WHAT IS ASKED → Write out the material exactly, leaving every picture behind.

[Saved entries]
++++

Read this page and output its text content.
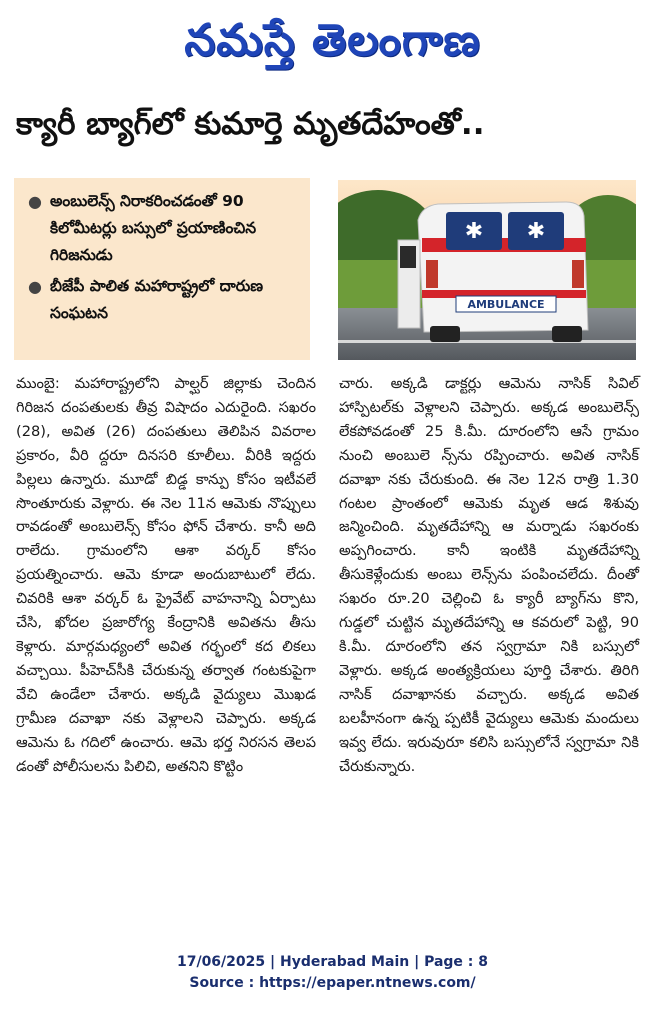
నమస్తే తెలంగాణ
క్యారీ బ్యాగ్‌లో కుమార్తె మృతదేహంతో..
● అంబులెన్స్ నిరాకరించడంతో 90 కిలోమీటర్లు బస్సులో ప్రయాణించిన గిరిజనుడు
● బీజేపీ పాలిత మహారాష్ట్రలో దారుణ సంఘటన
✱ ✱
AMBULANCE

ముంబై: మహారాష్ట్రలోని పాల్ఘర్ జిల్లాకు చెందిన గిరిజన దంపతులకు తీవ్ర విషాదం ఎదురైంది. సఖరం (28), అవిత (26) దంపతులు తెలిపిన వివరాల ప్రకారం, వీరి ద్దరూ దినసరి కూలీలు. వీరికి ఇద్దరు పిల్లలు ఉన్నారు. మూడో బిడ్డ కాన్పు కోసం ఇటీవలే సొంతూరుకు వెళ్లారు. ఈ నెల 11న ఆమెకు నొప్పులు రావడంతో అంబులెన్స్ కోసం ఫోన్ చేశారు. కానీ అది రాలేదు. గ్రామంలోని ఆశా వర్కర్ కోసం ప్రయత్నించారు. ఆమె కూడా అందుబాటులో లేదు. చివరికి ఆశా వర్కర్ ఓ ప్రైవేట్ వాహనాన్ని ఏర్పాటు చేసి, ఖోదల ప్రజారోగ్య కేంద్రానికి అవితను తీసు కెళ్లారు. మార్గమధ్యంలో అవిత గర్భంలో కద లికలు వచ్చాయి. పీహెచ్‌సీకి చేరుకున్న తర్వాత గంటకుపైగా వేచి ఉండేలా చేశారు. అక్కడి వైద్యులు మొఖడ గ్రామీణ దవాఖా నకు వెళ్లాలని చెప్పారు. అక్కడ ఆమెను ఓ గదిలో ఉంచారు. ఆమె భర్త నిరసన తెలప డంతో పోలీసులను పిలిచి, అతనిని కొట్టిం

చారు. అక్కడి డాక్టర్లు ఆమెను నాసిక్ సివిల్ హాస్పిటల్‌కు వెళ్లాలని చెప్పారు. అక్కడ అంబులెన్స్ లేకపోవడంతో 25 కి.మీ. దూరంలోని ఆసే గ్రామం నుంచి అంబులె న్స్‌ను రప్పించారు. అవిత నాసిక్ దవాఖా నకు చేరుకుంది. ఈ నెల 12న రాత్రి 1.30 గంటల ప్రాంతంలో ఆమెకు మృత ఆడ శిశువు జన్మించింది. మృతదేహాన్ని ఆ మర్నాడు సఖరంకు అప్పగించారు. కానీ ఇంటికి మృతదేహాన్ని తీసుకెళ్లేందుకు అంబు లెన్స్‌ను పంపించలేదు. దీంతో సఖరం రూ.20 చెల్లించి ఓ క్యారీ బ్యాగ్‌ను కొని, గుడ్డలో చుట్టిన మృతదేహాన్ని ఆ కవరులో పెట్టి, 90 కి.మీ. దూరంలోని తన స్వగ్రామా నికి బస్సులో వెళ్లారు. అక్కడ అంత్యక్రియలు పూర్తి చేశారు. తిరిగి నాసిక్ దవాఖానకు వచ్చారు. అక్కడ అవిత బలహీనంగా ఉన్న ప్పటికీ వైద్యులు ఆమెకు మందులు ఇవ్వ లేదు. ఇరువురూ కలిసి బస్సులోనే స్వగ్రామా నికి చేరుకున్నారు.

17/06/2025 | Hyderabad Main | Page : 8
Source : https://epaper.ntnews.com/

++++

CORRECT OUTPUT →
Read this page and output its text content.
నమస్తే తెలంగాణ
క్యారీ బ్యాగ్‌లో కుమార్తె మృతదేహంతో..
● అంబులెన్స్ నిరాకరించడంతో 90 కిలోమీటర్లు బస్సులో ప్రయాణించిన గిరిజనుడు
● బీజేపీ పాలిత మహారాష్ట్రలో దారుణ సంఘటన
✱ ✱
AMBULANCE

ముంబై: మహారాష్ట్రలోని పాల్ఘర్ జిల్లాకు చెందిన గిరిజన దంపతులకు తీవ్ర విషాదం ఎదురైంది. సఖరం (28), అవిత (26) దంపతులు తెలిపిన వివరాల ప్రకారం, వీరి ద్దరూ దినసరి కూలీలు. వీరికి ఇద్దరు పిల్లలు ఉన్నారు. మూడో బిడ్డ కాన్పు కోసం ఇటీవలే సొంతూరుకు వెళ్లారు. ఈ నెల 11న ఆమెకు నొప్పులు రావడంతో అంబులెన్స్ కోసం ఫోన్ చేశారు. కానీ అది రాలేదు. గ్రామంలోని ఆశా వర్కర్ కోసం ప్రయత్నించారు. ఆమె కూడా అందుబాటులో లేదు. చివరికి ఆశా వర్కర్ ఓ ప్రైవేట్ వాహనాన్ని ఏర్పాటు చేసి, ఖోదల ప్రజారోగ్య కేంద్రానికి అవితను తీసు కెళ్లారు. మార్గమధ్యంలో అవిత గర్భంలో కద లికలు వచ్చాయి. పీహెచ్‌సీకి చేరుకున్న తర్వాత గంటకుపైగా వేచి ఉండేలా చేశారు. అక్కడి వైద్యులు మొఖడ గ్రామీణ దవాఖా నకు వెళ్లాలని చెప్పారు. అక్కడ ఆమెను ఓ గదిలో ఉంచారు. ఆమె భర్త నిరసన తెలప డంతో పోలీసులను పిలిచి, అతనిని కొట్టిం

చారు. అక్కడి డాక్టర్లు ఆమెను నాసిక్ సివిల్ హాస్పిటల్‌కు వెళ్లాలని చెప్పారు. అక్కడ అంబులెన్స్ లేకపోవడంతో 25 కి.మీ. దూరంలోని ఆసే గ్రామం నుంచి అంబులె న్స్‌ను రప్పించారు. అవిత నాసిక్ దవాఖా నకు చేరుకుంది. ఈ నెల 12న రాత్రి 1.30 గంటల ప్రాంతంలో ఆమెకు మృత ఆడ శిశువు జన్మించింది. మృతదేహాన్ని ఆ మర్నాడు సఖరంకు అప్పగించారు. కానీ ఇంటికి మృతదేహాన్ని తీసుకెళ్లేందుకు అంబు లెన్స్‌ను పంపించలేదు. దీంతో సఖరం రూ.20 చెల్లించి ఓ క్యారీ బ్యాగ్‌ను కొని, గుడ్డలో చుట్టిన మృతదేహాన్ని ఆ కవరులో పెట్టి, 90 కి.మీ. దూరంలోని తన స్వగ్రామా నికి బస్సులో వెళ్లారు. అక్కడ అంత్యక్రియలు పూర్తి చేశారు. తిరిగి నాసిక్ దవాఖానకు వచ్చారు. అక్కడ అవిత బలహీనంగా ఉన్న ప్పటికీ వైద్యులు ఆమెకు మందులు ఇవ్వ లేదు. ఇరువురూ కలిసి బస్సులోనే స్వగ్రామా నికి చేరుకున్నారు.

17/06/2025 | Hyderabad Main | Page : 8
Source : https://epaper.ntnews.com/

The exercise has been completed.